PROBLEM TO WORK ON
Extract every line that contains the word "JSON".

— Begin EXTRACTED RECORDS —

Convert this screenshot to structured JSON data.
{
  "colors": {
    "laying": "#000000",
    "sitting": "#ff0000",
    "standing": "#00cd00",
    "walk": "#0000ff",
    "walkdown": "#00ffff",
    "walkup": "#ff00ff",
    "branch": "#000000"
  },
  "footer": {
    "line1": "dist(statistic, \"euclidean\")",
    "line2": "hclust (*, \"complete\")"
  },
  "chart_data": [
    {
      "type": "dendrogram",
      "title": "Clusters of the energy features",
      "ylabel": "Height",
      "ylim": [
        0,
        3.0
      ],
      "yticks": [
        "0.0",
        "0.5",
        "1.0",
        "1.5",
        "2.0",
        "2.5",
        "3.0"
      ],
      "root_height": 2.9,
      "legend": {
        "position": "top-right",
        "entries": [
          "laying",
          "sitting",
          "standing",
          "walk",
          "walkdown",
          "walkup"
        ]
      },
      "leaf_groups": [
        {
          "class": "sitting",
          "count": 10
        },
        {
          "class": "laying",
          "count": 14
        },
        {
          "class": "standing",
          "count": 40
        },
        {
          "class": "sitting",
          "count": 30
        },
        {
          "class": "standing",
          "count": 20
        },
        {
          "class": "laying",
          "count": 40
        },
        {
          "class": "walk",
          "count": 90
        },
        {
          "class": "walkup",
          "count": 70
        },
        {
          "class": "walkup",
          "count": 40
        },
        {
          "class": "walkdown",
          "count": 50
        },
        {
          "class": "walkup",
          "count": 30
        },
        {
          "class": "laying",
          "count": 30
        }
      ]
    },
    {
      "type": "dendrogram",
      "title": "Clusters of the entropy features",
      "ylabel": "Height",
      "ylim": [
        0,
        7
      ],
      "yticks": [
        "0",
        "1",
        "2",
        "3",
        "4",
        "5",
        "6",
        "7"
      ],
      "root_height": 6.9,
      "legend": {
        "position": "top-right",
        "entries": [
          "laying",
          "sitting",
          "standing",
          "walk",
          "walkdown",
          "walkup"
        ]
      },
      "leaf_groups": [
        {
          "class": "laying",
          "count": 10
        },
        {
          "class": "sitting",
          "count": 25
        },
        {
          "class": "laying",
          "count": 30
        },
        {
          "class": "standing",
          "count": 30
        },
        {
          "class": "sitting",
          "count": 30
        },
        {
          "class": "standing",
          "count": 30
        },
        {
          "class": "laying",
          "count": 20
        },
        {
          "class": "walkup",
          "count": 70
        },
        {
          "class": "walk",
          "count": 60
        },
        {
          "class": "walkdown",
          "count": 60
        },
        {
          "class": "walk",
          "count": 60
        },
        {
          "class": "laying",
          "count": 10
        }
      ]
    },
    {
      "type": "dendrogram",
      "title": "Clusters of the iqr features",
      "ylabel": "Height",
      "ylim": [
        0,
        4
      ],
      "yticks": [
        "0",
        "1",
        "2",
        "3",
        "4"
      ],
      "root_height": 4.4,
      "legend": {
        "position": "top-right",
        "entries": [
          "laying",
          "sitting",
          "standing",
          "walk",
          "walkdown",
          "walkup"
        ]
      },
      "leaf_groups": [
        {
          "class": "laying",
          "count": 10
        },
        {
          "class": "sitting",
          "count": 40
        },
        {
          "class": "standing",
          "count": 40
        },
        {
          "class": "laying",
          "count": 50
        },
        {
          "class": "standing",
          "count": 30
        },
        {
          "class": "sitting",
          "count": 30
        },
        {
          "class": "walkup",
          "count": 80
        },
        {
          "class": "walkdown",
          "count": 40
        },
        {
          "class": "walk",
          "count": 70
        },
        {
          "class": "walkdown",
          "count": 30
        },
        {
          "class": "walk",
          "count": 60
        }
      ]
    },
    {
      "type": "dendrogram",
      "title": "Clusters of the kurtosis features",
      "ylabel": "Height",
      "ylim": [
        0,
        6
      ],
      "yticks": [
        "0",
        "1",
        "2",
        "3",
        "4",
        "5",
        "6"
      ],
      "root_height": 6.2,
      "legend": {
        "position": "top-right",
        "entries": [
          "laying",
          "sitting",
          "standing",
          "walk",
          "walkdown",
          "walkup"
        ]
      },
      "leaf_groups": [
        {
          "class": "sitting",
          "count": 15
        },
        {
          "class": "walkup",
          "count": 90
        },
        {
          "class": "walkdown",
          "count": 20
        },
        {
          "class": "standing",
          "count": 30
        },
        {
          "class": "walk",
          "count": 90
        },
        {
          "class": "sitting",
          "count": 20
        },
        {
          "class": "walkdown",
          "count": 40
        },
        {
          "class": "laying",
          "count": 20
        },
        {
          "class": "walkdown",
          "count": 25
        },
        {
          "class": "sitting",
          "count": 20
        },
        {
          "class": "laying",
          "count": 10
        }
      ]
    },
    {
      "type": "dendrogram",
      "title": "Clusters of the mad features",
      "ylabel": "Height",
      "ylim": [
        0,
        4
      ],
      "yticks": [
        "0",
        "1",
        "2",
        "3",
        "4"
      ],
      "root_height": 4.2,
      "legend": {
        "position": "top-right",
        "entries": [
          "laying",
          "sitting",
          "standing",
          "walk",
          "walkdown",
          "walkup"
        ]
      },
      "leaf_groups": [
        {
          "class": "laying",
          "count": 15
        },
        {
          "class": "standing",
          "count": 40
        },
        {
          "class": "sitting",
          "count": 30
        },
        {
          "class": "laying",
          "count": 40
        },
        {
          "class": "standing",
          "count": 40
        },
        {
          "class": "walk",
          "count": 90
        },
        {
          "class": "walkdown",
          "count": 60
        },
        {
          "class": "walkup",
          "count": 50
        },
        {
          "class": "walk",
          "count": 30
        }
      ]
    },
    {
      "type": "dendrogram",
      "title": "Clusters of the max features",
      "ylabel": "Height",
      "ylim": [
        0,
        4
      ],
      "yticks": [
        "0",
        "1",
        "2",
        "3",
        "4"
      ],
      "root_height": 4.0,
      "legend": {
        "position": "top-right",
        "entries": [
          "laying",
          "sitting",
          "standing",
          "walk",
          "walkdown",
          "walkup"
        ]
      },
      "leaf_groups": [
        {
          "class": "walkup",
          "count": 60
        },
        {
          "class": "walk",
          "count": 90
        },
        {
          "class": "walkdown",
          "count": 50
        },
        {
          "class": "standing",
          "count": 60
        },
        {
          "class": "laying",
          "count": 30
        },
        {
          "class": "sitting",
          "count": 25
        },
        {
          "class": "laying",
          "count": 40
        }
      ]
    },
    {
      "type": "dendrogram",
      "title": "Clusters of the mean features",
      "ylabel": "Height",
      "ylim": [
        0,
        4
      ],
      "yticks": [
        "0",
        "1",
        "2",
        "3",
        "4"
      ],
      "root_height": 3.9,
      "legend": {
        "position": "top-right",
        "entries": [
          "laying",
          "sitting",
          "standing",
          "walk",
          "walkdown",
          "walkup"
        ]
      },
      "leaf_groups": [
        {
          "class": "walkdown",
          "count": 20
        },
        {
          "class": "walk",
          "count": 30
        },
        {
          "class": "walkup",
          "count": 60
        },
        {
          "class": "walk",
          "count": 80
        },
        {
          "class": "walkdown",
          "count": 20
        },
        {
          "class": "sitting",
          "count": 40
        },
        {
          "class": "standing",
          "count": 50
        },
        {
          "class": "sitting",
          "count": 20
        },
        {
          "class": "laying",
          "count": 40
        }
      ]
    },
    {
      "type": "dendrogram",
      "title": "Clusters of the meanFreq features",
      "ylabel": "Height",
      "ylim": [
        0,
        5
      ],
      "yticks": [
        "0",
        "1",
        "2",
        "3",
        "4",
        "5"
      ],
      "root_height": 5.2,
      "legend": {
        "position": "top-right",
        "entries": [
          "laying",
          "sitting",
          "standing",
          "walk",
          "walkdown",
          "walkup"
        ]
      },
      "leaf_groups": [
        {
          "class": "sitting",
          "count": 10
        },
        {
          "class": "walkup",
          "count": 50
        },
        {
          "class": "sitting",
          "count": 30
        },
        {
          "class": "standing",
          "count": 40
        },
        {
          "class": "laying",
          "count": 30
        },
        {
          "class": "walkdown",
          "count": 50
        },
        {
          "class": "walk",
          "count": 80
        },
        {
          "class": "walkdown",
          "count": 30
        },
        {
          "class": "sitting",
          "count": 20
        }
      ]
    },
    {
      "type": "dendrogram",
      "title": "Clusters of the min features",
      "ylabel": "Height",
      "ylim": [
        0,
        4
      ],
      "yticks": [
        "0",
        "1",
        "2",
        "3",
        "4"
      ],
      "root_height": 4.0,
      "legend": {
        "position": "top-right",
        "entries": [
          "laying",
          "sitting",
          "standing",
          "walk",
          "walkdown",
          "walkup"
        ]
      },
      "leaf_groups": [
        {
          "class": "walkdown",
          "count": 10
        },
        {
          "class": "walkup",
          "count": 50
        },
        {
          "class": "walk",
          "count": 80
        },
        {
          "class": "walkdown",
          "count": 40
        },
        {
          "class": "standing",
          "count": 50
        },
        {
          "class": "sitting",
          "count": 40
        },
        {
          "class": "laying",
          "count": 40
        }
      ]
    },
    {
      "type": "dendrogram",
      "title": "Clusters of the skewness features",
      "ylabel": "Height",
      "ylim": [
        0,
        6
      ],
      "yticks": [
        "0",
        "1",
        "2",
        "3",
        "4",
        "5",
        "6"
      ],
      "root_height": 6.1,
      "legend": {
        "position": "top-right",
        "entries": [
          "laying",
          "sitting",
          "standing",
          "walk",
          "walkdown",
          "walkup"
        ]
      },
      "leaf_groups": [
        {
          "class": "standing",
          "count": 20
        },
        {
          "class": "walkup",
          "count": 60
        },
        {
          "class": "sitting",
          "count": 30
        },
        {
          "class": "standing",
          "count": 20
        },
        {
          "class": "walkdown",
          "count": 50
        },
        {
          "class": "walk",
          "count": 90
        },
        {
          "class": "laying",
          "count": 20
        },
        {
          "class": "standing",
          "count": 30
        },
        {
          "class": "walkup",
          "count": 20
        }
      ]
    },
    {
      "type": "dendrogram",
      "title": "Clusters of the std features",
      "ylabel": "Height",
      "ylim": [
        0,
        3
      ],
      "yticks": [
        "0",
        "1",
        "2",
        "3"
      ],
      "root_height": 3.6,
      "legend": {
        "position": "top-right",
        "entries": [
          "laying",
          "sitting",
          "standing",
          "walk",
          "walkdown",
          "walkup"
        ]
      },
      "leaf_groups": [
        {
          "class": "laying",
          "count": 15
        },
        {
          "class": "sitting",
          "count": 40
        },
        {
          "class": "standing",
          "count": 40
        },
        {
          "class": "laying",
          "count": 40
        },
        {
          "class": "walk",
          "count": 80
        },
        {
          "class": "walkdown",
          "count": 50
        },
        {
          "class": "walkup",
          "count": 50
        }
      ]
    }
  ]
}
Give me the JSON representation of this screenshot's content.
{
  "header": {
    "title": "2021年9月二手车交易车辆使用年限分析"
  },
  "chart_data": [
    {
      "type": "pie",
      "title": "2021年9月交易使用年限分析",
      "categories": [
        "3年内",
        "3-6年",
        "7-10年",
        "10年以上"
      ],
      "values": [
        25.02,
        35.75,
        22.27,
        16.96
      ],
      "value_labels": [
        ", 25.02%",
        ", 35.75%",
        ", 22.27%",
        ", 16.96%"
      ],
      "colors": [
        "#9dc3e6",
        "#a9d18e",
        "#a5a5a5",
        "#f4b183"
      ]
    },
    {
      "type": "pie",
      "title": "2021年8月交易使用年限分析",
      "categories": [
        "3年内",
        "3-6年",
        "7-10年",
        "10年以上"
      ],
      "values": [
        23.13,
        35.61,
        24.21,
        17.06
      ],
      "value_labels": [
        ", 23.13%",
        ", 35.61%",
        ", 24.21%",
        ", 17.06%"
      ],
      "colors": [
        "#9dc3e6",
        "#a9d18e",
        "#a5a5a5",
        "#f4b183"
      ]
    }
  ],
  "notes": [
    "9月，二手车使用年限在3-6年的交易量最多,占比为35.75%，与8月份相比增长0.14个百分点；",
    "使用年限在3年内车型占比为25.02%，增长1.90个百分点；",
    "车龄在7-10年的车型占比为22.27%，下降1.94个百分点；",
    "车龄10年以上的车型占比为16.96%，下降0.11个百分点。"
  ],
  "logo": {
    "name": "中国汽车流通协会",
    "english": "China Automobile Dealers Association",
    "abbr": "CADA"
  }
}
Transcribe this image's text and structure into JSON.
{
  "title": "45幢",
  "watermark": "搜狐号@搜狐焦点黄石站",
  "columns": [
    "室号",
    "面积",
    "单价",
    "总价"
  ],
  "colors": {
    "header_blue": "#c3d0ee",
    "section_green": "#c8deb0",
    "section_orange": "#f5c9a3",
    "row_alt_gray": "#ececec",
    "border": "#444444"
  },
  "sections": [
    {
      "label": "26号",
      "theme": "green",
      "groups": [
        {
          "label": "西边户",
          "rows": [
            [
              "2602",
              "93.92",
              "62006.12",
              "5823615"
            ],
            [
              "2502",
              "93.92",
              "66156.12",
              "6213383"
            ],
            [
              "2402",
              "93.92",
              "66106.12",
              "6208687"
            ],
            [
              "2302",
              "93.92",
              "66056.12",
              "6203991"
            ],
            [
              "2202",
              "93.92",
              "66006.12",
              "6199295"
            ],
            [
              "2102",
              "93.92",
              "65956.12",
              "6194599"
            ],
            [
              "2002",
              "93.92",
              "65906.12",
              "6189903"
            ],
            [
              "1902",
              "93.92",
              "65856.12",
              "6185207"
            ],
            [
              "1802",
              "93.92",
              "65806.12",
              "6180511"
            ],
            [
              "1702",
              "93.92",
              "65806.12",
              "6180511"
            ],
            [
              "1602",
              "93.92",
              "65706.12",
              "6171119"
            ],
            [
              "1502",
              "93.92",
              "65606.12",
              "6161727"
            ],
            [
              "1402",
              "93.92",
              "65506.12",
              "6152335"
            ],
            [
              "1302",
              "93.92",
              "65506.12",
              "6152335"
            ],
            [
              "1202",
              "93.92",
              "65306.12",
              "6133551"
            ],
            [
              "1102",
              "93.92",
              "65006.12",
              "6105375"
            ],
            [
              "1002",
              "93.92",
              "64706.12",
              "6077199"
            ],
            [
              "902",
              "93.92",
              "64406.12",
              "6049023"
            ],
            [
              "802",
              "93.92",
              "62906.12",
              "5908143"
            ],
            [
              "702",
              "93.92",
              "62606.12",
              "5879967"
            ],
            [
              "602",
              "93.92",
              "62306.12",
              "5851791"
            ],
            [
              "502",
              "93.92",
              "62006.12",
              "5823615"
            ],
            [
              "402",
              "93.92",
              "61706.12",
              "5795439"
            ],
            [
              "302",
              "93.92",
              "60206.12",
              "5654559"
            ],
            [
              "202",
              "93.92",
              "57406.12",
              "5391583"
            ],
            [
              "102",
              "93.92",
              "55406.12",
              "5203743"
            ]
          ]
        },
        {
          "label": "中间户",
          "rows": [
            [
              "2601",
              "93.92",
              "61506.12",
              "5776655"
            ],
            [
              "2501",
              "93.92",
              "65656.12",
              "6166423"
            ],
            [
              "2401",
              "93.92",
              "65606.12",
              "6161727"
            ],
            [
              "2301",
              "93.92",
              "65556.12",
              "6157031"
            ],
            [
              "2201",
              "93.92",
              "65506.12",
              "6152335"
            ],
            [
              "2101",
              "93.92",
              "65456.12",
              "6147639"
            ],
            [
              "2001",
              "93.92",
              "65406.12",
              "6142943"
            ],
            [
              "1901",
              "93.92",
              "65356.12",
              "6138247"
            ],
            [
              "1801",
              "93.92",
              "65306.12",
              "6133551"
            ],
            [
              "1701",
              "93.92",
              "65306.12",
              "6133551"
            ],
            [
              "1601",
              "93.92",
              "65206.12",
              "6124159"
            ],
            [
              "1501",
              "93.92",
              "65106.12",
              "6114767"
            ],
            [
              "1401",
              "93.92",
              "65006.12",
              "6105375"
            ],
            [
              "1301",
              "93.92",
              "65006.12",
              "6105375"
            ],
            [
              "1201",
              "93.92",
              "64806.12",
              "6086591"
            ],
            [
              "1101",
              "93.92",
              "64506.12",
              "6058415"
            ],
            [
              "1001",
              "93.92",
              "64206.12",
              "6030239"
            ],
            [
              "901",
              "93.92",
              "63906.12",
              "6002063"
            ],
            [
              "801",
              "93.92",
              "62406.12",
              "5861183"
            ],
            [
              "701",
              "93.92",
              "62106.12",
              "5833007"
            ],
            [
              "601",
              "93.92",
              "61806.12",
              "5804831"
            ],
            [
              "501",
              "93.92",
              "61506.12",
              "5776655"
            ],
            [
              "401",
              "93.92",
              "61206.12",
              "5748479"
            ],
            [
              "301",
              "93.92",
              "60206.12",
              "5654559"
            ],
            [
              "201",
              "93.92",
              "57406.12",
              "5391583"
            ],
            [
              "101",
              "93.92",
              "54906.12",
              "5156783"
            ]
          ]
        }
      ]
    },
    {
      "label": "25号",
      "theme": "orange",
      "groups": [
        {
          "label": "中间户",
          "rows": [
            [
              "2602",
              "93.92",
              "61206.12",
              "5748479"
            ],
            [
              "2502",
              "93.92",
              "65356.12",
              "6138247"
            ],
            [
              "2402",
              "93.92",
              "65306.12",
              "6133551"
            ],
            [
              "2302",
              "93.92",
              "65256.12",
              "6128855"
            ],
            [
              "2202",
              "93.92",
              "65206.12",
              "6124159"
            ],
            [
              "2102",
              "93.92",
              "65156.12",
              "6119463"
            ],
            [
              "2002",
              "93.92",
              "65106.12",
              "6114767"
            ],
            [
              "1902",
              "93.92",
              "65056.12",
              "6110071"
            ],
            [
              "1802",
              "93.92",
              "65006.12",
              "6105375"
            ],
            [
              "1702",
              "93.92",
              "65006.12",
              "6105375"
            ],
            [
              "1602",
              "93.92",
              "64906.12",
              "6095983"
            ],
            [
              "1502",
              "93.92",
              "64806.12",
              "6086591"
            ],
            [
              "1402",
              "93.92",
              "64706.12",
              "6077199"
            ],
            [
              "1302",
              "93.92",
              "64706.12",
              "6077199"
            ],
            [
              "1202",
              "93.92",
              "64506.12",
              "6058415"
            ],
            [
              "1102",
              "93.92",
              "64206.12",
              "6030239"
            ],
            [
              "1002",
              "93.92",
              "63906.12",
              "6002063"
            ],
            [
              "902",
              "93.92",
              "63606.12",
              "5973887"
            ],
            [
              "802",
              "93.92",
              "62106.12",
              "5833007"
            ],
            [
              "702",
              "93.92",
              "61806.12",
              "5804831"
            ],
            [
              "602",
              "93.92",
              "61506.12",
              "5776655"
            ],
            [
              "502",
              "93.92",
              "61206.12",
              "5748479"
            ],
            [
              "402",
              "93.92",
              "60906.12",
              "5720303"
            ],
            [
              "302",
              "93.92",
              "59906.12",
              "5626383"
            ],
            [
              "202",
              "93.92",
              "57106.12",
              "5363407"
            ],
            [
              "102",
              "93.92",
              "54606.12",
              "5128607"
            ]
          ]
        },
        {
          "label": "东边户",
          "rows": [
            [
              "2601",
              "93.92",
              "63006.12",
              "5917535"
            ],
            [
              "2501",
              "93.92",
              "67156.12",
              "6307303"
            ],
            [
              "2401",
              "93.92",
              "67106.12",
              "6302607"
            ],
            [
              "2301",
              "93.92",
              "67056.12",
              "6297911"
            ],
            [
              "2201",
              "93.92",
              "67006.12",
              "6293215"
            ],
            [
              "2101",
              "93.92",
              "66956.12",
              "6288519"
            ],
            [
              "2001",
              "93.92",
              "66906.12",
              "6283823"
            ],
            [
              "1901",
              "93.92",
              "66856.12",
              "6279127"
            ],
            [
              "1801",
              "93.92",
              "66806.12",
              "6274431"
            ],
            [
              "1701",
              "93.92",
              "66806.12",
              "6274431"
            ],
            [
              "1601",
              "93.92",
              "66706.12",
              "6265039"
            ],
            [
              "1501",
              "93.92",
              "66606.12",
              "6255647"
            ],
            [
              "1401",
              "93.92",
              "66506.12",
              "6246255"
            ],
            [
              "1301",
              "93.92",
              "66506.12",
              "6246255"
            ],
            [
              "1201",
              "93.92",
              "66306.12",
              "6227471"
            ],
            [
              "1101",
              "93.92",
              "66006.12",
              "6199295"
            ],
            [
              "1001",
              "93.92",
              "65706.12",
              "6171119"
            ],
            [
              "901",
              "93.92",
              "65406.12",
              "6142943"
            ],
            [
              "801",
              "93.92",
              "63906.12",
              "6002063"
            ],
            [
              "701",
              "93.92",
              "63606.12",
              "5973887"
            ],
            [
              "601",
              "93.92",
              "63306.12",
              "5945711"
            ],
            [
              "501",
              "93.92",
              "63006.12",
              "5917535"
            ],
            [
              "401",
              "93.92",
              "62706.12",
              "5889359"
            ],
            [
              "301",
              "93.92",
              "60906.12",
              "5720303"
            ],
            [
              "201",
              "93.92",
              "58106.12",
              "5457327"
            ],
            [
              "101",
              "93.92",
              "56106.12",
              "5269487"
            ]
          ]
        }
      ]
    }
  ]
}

— End EXTRACTED RECORDS —

SOLUTION BELOW
Convert this screenshot to structured JSON data.
Give me the JSON representation of this screenshot's content.
Transcribe this image's text and structure into JSON.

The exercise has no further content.